[Begin Material for this task]

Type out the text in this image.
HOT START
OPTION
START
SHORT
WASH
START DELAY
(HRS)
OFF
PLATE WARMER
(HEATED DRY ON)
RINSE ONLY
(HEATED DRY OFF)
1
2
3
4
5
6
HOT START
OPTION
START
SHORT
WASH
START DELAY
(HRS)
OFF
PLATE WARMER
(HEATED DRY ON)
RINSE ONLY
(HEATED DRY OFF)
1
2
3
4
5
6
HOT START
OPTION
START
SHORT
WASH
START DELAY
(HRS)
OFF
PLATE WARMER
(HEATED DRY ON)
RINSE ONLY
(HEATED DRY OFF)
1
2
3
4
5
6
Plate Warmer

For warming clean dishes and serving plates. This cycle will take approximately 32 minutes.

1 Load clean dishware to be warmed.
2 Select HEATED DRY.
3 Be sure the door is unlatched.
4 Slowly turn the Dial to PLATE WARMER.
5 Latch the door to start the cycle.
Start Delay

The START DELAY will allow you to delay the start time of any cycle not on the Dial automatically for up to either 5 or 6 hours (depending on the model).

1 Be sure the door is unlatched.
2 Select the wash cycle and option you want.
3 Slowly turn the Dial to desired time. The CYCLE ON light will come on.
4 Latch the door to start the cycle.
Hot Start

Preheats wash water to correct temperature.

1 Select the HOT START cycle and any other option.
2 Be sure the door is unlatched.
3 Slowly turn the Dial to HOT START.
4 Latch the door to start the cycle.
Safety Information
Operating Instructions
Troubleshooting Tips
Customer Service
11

[End Material for this task]

**Set problem:**
Return the number of lines that include the word "clean", and nothing else.

**Completed exercise:**
2